10. We have examined closely arbitration clause 21 of the Agreement dated
16.12.1989 as well as various letters exchanged between the parties and
ascertained the intention of the parties from the facts.

REASONING AND CONCLUSION:

11. Clause 21 of the Agreement indisputably is an arbitration agreement
which falls under Section 7 of the Act. The intention of the parties to
enter into an arbitration agreement can therefore clearly be gathered from
clause 21 of the Agreement. Clause 21 clearly indicates an agreement on
the part of the parties to refer the disputes to the named arbitrators in
the Agreement.
12. This Court in Jagdish Chander v. Ramesh Chander [(2007) 5 SCC 719] in
a clear exposition of law has laid down the principles to be borne in mind
while interpreting an arbitration agreement under Clause 7 of the Act.
Existence of an agreement is not in dispute, the question is about its
enforceability on the death of the –

named arbitrators. Facts clearly indicate that the parties in this case
have contemplated that if any question or difference or dispute arises
between them, in relation to or with respect to the meaning or effect of
the contract or with respect to their rights and liabilities, the same
would be referred to one of the two named arbitrators named in the
arbitration clause. The question is whether Clause 21 would outlive the
lives of the named arbitrators.

» **Task description**:
Extract the passage above on the arbitration clause in its entirety, reproducing it word for word.

» **Material provided**:
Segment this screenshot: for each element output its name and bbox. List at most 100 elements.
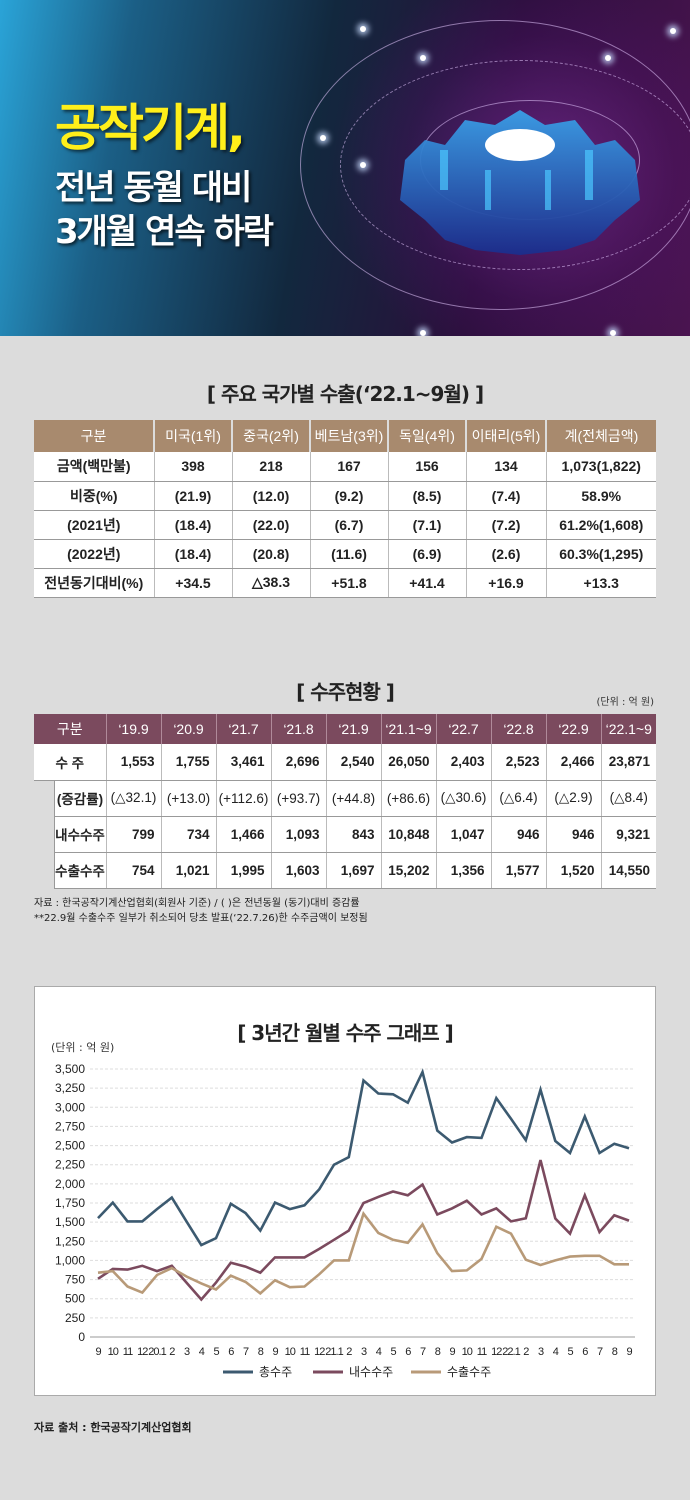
table-cell: (△6.4) bbox=[491, 780, 547, 817]
legend-label: 총수주 bbox=[259, 1365, 292, 1379]
row-label: 수 주 bbox=[34, 744, 107, 781]
table-cell: (+44.8) bbox=[326, 780, 382, 817]
monthly-orders-chart: [ 3년간 월별 수주 그래프 ] (단위 : 억 원) 0 250 500 750 1… bbox=[34, 986, 656, 1396]
hero-banner: 공작기계, 전년 동월 대비 3개월 연속 하락 bbox=[0, 0, 690, 336]
y-tick-label: 500 bbox=[65, 1292, 85, 1306]
y-tick-label: 2,250 bbox=[55, 1158, 85, 1172]
orders-status-table: 구분 ‘19.9 ‘20.9 ‘21.7 ‘21.8 ‘21.9 ‘21.1~9… bbox=[34, 714, 656, 889]
y-tick-label: 3,000 bbox=[55, 1100, 85, 1114]
y-tick-label: 1,000 bbox=[55, 1253, 85, 1267]
export-table-title: [ 주요 국가별 수출(‘22.1~9월) ] bbox=[206, 382, 484, 406]
x-tick-label: 2 bbox=[346, 1346, 352, 1358]
gear-icon bbox=[400, 110, 640, 255]
table-cell: +41.4 bbox=[388, 568, 467, 598]
table-cell: 1,093 bbox=[271, 816, 327, 853]
table-cell: 15,202 bbox=[381, 852, 437, 889]
x-tick-label: 2 bbox=[523, 1346, 529, 1358]
table-cell: 1,697 bbox=[326, 852, 382, 889]
table-row: (증감률) (△32.1) (+13.0) (+112.6) (+93.7) (… bbox=[34, 780, 656, 817]
column-header: 이태리(5위) bbox=[466, 420, 547, 452]
orders-notes: 자료 : 한국공작기계산업협회(회원사 기준) / ( )은 전년동월 (동기)… bbox=[34, 896, 368, 926]
table-row: 내수수주 799 734 1,466 1,093 843 10,848 1,04… bbox=[34, 816, 656, 853]
column-header: ‘22.7 bbox=[436, 714, 492, 744]
row-label: 비중(%) bbox=[34, 481, 155, 511]
column-header: ‘21.8 bbox=[271, 714, 327, 744]
table-cell: (18.4) bbox=[154, 510, 233, 540]
indent-spacer bbox=[34, 780, 54, 816]
table-cell: 799 bbox=[106, 816, 162, 853]
table-cell: 843 bbox=[326, 816, 382, 853]
table-cell: (22.0) bbox=[232, 510, 311, 540]
x-tick-label: 4 bbox=[199, 1346, 205, 1358]
x-tick-label: 11 bbox=[477, 1346, 487, 1358]
row-label: 전년동기대비(%) bbox=[34, 568, 155, 598]
row-label: 수출수주 bbox=[53, 852, 107, 889]
table-cell: 1,995 bbox=[216, 852, 272, 889]
note-source: 자료 : 한국공작기계산업협회(회원사 기준) / ( )은 전년동월 (동기)… bbox=[34, 898, 360, 909]
export-by-country-table: 구분 미국(1위) 중국(2위) 베트남(3위) 독일(4위) 이태리(5위) … bbox=[34, 420, 656, 598]
x-tick-label: 3 bbox=[184, 1346, 190, 1358]
table-cell: 218 bbox=[232, 452, 311, 482]
table-cell: (+86.6) bbox=[381, 780, 437, 817]
y-tick-label: 250 bbox=[65, 1311, 85, 1325]
table-cell: (△32.1) bbox=[106, 780, 162, 817]
x-tick-label: 12 bbox=[491, 1346, 502, 1358]
indent-spacer bbox=[34, 816, 54, 852]
column-header: ‘20.9 bbox=[161, 714, 217, 744]
table-cell: (9.2) bbox=[310, 481, 389, 511]
table-cell: (20.8) bbox=[232, 539, 311, 569]
chart-unit-label: (단위 : 억 원) bbox=[51, 1041, 115, 1054]
table-cell: 1,520 bbox=[546, 852, 602, 889]
table-cell: 2,696 bbox=[271, 744, 327, 781]
x-tick-label: 3 bbox=[538, 1346, 544, 1358]
table-cell: 1,466 bbox=[216, 816, 272, 853]
table-cell: 1,073(1,822) bbox=[546, 452, 656, 482]
table-row: 수 주 1,553 1,755 3,461 2,696 2,540 26,050… bbox=[34, 744, 656, 781]
x-tick-label: 8 bbox=[435, 1346, 441, 1358]
table-cell: 754 bbox=[106, 852, 162, 889]
orbit-ring bbox=[300, 20, 690, 310]
x-tick-label: 2 bbox=[169, 1346, 175, 1358]
x-tick-label: 4 bbox=[376, 1346, 382, 1358]
table-cell: 946 bbox=[491, 816, 547, 853]
y-tick-label: 1,500 bbox=[55, 1215, 85, 1229]
series-line bbox=[97, 1159, 630, 1302]
x-tick-label: 7 bbox=[597, 1346, 603, 1358]
hero-title-line1: 공작기계, bbox=[55, 99, 246, 157]
x-tick-label: 10 bbox=[462, 1346, 473, 1358]
x-tick-label: 7 bbox=[420, 1346, 426, 1358]
table-cell: (18.4) bbox=[154, 539, 233, 569]
x-tick-label: 9 bbox=[449, 1346, 455, 1358]
x-tick-label: 9 bbox=[272, 1346, 278, 1358]
series-line bbox=[97, 1068, 630, 1247]
column-header: ‘22.1~9 bbox=[601, 714, 656, 744]
table-cell: 1,553 bbox=[106, 744, 162, 781]
table-cell: (2.6) bbox=[466, 539, 547, 569]
orders-unit-label: (단위 : 억 원) bbox=[596, 697, 654, 708]
x-tick-label: 6 bbox=[228, 1346, 234, 1358]
x-tick-label: 5 bbox=[390, 1346, 396, 1358]
y-tick-label: 1,250 bbox=[55, 1234, 85, 1248]
table-cell: (12.0) bbox=[232, 481, 311, 511]
column-header: ‘21.7 bbox=[216, 714, 272, 744]
x-tick-label: 12 bbox=[137, 1346, 148, 1358]
x-tick-label: 9 bbox=[626, 1346, 632, 1358]
table-cell: 734 bbox=[161, 816, 217, 853]
table-cell: 3,461 bbox=[216, 744, 272, 781]
table-cell: 1,603 bbox=[271, 852, 327, 889]
x-tick-label: 9 bbox=[95, 1346, 101, 1358]
column-header: 구분 bbox=[34, 420, 155, 452]
column-header: 중국(2위) bbox=[232, 420, 311, 452]
hero-title-line3: 3개월 연속 하락 bbox=[55, 212, 274, 252]
table-cell: (△2.9) bbox=[546, 780, 602, 817]
table-cell: (6.7) bbox=[310, 510, 389, 540]
table-cell: 946 bbox=[546, 816, 602, 853]
table-cell: (+93.7) bbox=[271, 780, 327, 817]
column-header: ‘22.9 bbox=[546, 714, 602, 744]
table-cell: 134 bbox=[466, 452, 547, 482]
table-cell: 10,848 bbox=[381, 816, 437, 853]
table-cell: 1,047 bbox=[436, 816, 492, 853]
table-cell: (8.5) bbox=[388, 481, 467, 511]
table-cell: (+112.6) bbox=[216, 780, 272, 817]
table-cell: 14,550 bbox=[601, 852, 656, 889]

» **Correct answer**:
10. We have examined closely arbitration clause 21 of the Agreement dated
16.12.1989 as well as various letters exchanged between the parties and
ascertained the intention of the parties from the facts.

REASONING AND CONCLUSION:

11. Clause 21 of the Agreement indisputably is an arbitration agreement
which falls under Section 7 of the Act. The intention of the parties to
enter into an arbitration agreement can therefore clearly be gathered from
clause 21 of the Agreement. Clause 21 clearly indicates an agreement on
the part of the parties to refer the disputes to the named arbitrators in
the Agreement.
12. This Court in Jagdish Chander v. Ramesh Chander [(2007) 5 SCC 719] in
a clear exposition of law has laid down the principles to be borne in mind
while interpreting an arbitration agreement under Clause 7 of the Act.
Existence of an agreement is not in dispute, the question is about its
enforceability on the death of the –

named arbitrators. Facts clearly indicate that the parties in this case
have contemplated that if any question or difference or dispute arises
between them, in relation to or with respect to the meaning or effect of
the contract or with respect to their rights and liabilities, the same
would be referred to one of the two named arbitrators named in the
arbitration clause. The question is whether Clause 21 would outlive the
lives of the named arbitrators.